YOUR OBJECTIVE ::
Rewrite the records as a Markdown table with the columns Row and Line, numbering each row and omitting blank lines. Begin at the first line of the records and stop after the line that contains "footnotes: * Wohn- und".

Start of RAW DATA

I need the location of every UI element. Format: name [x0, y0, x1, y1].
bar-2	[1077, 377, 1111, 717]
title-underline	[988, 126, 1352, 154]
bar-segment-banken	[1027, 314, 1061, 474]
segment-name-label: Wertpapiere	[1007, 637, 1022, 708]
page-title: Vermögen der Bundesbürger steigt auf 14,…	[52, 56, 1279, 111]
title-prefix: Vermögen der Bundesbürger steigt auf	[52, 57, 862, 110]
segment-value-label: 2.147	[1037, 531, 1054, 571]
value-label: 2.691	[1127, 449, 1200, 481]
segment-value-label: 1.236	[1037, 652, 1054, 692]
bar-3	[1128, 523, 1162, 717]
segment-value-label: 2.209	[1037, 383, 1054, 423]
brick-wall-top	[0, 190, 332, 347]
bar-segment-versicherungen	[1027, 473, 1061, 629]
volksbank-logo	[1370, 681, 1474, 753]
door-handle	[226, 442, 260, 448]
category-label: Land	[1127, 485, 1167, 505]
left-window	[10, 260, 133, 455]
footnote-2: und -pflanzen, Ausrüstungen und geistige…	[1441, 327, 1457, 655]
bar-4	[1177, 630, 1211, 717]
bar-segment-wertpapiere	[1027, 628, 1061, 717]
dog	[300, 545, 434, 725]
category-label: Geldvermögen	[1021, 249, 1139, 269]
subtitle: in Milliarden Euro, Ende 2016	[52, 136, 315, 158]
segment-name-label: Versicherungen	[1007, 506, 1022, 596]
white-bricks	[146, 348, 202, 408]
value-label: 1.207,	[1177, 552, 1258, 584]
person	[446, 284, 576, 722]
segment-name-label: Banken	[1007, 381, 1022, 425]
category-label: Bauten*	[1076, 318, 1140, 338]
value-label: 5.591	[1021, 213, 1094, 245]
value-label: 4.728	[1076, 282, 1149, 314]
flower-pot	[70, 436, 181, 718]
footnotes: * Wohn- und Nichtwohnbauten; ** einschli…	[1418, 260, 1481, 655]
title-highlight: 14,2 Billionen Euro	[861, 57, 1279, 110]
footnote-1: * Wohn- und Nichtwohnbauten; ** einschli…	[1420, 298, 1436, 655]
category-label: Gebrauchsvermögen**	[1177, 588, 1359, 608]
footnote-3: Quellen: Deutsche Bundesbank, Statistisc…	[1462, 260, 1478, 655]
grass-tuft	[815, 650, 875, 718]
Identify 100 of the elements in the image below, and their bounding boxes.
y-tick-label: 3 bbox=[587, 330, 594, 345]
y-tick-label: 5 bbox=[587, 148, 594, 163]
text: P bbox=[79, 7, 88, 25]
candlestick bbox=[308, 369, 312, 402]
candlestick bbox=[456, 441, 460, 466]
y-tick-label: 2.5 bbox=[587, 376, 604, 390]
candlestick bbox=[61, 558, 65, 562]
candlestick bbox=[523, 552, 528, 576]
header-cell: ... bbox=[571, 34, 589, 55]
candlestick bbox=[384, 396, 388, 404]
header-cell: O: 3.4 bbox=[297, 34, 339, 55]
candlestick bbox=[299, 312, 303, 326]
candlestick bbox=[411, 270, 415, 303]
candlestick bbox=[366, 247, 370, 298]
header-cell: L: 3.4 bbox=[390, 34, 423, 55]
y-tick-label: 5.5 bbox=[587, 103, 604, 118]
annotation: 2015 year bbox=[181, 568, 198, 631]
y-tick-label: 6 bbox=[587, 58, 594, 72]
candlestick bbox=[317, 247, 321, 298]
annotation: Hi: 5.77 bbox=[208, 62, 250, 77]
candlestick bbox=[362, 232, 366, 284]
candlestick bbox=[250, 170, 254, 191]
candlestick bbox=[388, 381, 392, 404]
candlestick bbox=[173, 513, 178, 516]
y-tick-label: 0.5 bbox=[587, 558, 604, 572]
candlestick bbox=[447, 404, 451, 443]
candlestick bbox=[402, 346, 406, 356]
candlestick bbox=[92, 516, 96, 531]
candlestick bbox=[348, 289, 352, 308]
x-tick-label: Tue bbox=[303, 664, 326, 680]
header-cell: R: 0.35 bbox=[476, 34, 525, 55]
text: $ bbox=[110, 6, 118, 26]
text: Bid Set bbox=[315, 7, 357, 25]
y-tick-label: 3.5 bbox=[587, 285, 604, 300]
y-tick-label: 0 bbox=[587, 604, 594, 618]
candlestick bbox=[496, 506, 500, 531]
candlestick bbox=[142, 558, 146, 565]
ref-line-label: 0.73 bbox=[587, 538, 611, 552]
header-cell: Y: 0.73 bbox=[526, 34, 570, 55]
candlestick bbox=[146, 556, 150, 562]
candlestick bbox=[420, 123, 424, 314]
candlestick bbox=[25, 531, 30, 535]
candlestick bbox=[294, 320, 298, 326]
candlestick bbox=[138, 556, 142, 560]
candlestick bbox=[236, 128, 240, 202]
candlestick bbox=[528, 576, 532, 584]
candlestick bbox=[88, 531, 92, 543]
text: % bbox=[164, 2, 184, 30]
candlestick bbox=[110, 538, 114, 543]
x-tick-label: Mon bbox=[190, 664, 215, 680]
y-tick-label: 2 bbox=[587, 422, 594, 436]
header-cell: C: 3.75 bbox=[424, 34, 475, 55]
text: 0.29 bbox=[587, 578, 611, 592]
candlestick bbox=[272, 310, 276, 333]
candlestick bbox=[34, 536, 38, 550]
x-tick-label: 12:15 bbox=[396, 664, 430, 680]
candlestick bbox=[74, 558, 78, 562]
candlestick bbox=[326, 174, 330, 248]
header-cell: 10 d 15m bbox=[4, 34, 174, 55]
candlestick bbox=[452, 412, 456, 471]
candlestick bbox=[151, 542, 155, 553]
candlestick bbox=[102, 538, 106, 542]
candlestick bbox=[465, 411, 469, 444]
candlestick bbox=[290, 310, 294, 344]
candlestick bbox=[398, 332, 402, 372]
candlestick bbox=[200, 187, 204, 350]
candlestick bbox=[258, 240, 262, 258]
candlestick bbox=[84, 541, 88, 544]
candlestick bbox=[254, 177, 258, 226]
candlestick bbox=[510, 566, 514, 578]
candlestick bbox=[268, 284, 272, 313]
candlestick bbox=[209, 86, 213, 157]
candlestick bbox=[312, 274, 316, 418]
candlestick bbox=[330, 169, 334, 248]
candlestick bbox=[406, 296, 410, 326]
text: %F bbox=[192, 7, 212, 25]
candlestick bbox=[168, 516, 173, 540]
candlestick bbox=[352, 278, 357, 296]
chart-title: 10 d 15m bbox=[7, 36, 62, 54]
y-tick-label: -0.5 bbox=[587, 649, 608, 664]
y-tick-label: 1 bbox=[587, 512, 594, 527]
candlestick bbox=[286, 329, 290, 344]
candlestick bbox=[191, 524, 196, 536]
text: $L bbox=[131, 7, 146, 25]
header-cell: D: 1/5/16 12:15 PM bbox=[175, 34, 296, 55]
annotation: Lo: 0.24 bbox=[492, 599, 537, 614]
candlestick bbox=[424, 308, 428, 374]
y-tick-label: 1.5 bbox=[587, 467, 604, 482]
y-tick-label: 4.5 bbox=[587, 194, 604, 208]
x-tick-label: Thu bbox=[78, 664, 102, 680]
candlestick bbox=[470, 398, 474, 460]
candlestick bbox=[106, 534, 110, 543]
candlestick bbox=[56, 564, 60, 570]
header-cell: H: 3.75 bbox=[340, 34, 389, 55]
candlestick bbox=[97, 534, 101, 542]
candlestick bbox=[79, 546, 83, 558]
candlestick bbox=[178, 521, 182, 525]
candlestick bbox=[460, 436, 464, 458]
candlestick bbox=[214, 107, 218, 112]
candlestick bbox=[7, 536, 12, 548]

End of RAW DATA

FULL SOLUTION ::
| Row | Line |
|---|---|
| 1 | I need the location of every UI element. Format: name [x0, y0, x1, y1]. |
| 2 | bar-2	[1077, 377, 1111, 717] |
| 3 | title-underline	[988, 126, 1352, 154] |
| 4 | bar-segment-banken	[1027, 314, 1061, 474] |
| 5 | segment-name-label: Wertpapiere	[1007, 637, 1022, 708] |
| 6 | page-title: Vermögen der Bundesbürger steigt auf 14,…	[52, 56, 1279, 111] |
| 7 | title-prefix: Vermögen der Bundesbürger steigt auf	[52, 57, 862, 110] |
| 8 | segment-value-label: 2.147	[1037, 531, 1054, 571] |
| 9 | value-label: 2.691	[1127, 449, 1200, 481] |
| 10 | segment-value-label: 1.236	[1037, 652, 1054, 692] |
| 11 | bar-3	[1128, 523, 1162, 717] |
| 12 | segment-value-label: 2.209	[1037, 383, 1054, 423] |
| 13 | brick-wall-top	[0, 190, 332, 347] |
| 14 | bar-segment-versicherungen	[1027, 473, 1061, 629] |
| 15 | volksbank-logo	[1370, 681, 1474, 753] |
| 16 | door-handle	[226, 442, 260, 448] |
| 17 | category-label: Land	[1127, 485, 1167, 505] |
| 18 | left-window	[10, 260, 133, 455] |
| 19 | footnote-2: und -pflanzen, Ausrüstungen und geistige…	[1441, 327, 1457, 655] |
| 20 | bar-4	[1177, 630, 1211, 717] |
| 21 | bar-segment-wertpapiere	[1027, 628, 1061, 717] |
| 22 | dog	[300, 545, 434, 725] |
| 23 | category-label: Geldvermögen	[1021, 249, 1139, 269] |
| 24 | subtitle: in Milliarden Euro, Ende 2016	[52, 136, 315, 158] |
| 25 | segment-name-label: Versicherungen	[1007, 506, 1022, 596] |
| 26 | white-bricks	[146, 348, 202, 408] |
| 27 | value-label: 1.207,	[1177, 552, 1258, 584] |
| 28 | person	[446, 284, 576, 722] |
| 29 | segment-name-label: Banken	[1007, 381, 1022, 425] |
| 30 | category-label: Bauten*	[1076, 318, 1140, 338] |
| 31 | value-label: 5.591	[1021, 213, 1094, 245] |
| 32 | value-label: 4.728	[1076, 282, 1149, 314] |
| 33 | flower-pot	[70, 436, 181, 718] |
| 34 | footnotes: * Wohn- und Nichtwohnbauten; ** einschli…	[1418, 260, 1481, 655] |